━━━━━ DATASET ━━━━━

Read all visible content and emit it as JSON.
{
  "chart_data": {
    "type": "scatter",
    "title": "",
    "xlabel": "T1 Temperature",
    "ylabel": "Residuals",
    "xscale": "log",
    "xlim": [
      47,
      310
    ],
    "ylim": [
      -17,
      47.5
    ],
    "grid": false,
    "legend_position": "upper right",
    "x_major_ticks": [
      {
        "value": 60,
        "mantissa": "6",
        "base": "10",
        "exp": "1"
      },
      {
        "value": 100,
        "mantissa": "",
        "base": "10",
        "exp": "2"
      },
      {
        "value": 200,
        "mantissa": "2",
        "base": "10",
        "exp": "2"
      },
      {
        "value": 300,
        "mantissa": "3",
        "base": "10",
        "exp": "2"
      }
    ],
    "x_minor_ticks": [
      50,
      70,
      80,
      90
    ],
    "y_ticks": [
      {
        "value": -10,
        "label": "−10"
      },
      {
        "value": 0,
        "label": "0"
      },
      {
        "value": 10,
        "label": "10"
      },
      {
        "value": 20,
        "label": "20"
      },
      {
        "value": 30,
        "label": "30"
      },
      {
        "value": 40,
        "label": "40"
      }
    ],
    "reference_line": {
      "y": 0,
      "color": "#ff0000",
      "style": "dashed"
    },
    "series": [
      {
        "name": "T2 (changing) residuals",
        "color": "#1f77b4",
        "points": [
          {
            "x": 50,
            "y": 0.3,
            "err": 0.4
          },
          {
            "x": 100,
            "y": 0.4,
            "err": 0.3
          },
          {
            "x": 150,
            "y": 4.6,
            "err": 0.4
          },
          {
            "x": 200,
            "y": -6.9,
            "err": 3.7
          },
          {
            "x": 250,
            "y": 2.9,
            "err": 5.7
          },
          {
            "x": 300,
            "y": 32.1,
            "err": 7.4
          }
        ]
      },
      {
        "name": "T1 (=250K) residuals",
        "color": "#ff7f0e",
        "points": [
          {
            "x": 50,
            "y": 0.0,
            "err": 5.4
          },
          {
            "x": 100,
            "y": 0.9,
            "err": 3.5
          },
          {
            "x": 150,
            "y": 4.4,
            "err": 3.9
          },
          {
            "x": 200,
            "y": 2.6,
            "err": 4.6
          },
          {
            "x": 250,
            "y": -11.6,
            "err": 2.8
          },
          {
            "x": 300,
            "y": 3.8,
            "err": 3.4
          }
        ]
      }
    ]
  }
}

━━━━━

• **SHORT PROBLEM**
Print the listing above in full, exactly as it is.

• **WRITTEN RESPONSE**
Read all visible content and emit it as JSON.
{
  "chart_data": {
    "type": "scatter",
    "title": "",
    "xlabel": "T1 Temperature",
    "ylabel": "Residuals",
    "xscale": "log",
    "xlim": [
      47,
      310
    ],
    "ylim": [
      -17,
      47.5
    ],
    "grid": false,
    "legend_position": "upper right",
    "x_major_ticks": [
      {
        "value": 60,
        "mantissa": "6",
        "base": "10",
        "exp": "1"
      },
      {
        "value": 100,
        "mantissa": "",
        "base": "10",
        "exp": "2"
      },
      {
        "value": 200,
        "mantissa": "2",
        "base": "10",
        "exp": "2"
      },
      {
        "value": 300,
        "mantissa": "3",
        "base": "10",
        "exp": "2"
      }
    ],
    "x_minor_ticks": [
      50,
      70,
      80,
      90
    ],
    "y_ticks": [
      {
        "value": -10,
        "label": "−10"
      },
      {
        "value": 0,
        "label": "0"
      },
      {
        "value": 10,
        "label": "10"
      },
      {
        "value": 20,
        "label": "20"
      },
      {
        "value": 30,
        "label": "30"
      },
      {
        "value": 40,
        "label": "40"
      }
    ],
    "reference_line": {
      "y": 0,
      "color": "#ff0000",
      "style": "dashed"
    },
    "series": [
      {
        "name": "T2 (changing) residuals",
        "color": "#1f77b4",
        "points": [
          {
            "x": 50,
            "y": 0.3,
            "err": 0.4
          },
          {
            "x": 100,
            "y": 0.4,
            "err": 0.3
          },
          {
            "x": 150,
            "y": 4.6,
            "err": 0.4
          },
          {
            "x": 200,
            "y": -6.9,
            "err": 3.7
          },
          {
            "x": 250,
            "y": 2.9,
            "err": 5.7
          },
          {
            "x": 300,
            "y": 32.1,
            "err": 7.4
          }
        ]
      },
      {
        "name": "T1 (=250K) residuals",
        "color": "#ff7f0e",
        "points": [
          {
            "x": 50,
            "y": 0.0,
            "err": 5.4
          },
          {
            "x": 100,
            "y": 0.9,
            "err": 3.5
          },
          {
            "x": 150,
            "y": 4.4,
            "err": 3.9
          },
          {
            "x": 200,
            "y": 2.6,
            "err": 4.6
          },
          {
            "x": 250,
            "y": -11.6,
            "err": 2.8
          },
          {
            "x": 300,
            "y": 3.8,
            "err": 3.4
          }
        ]
      }
    ]
  }
}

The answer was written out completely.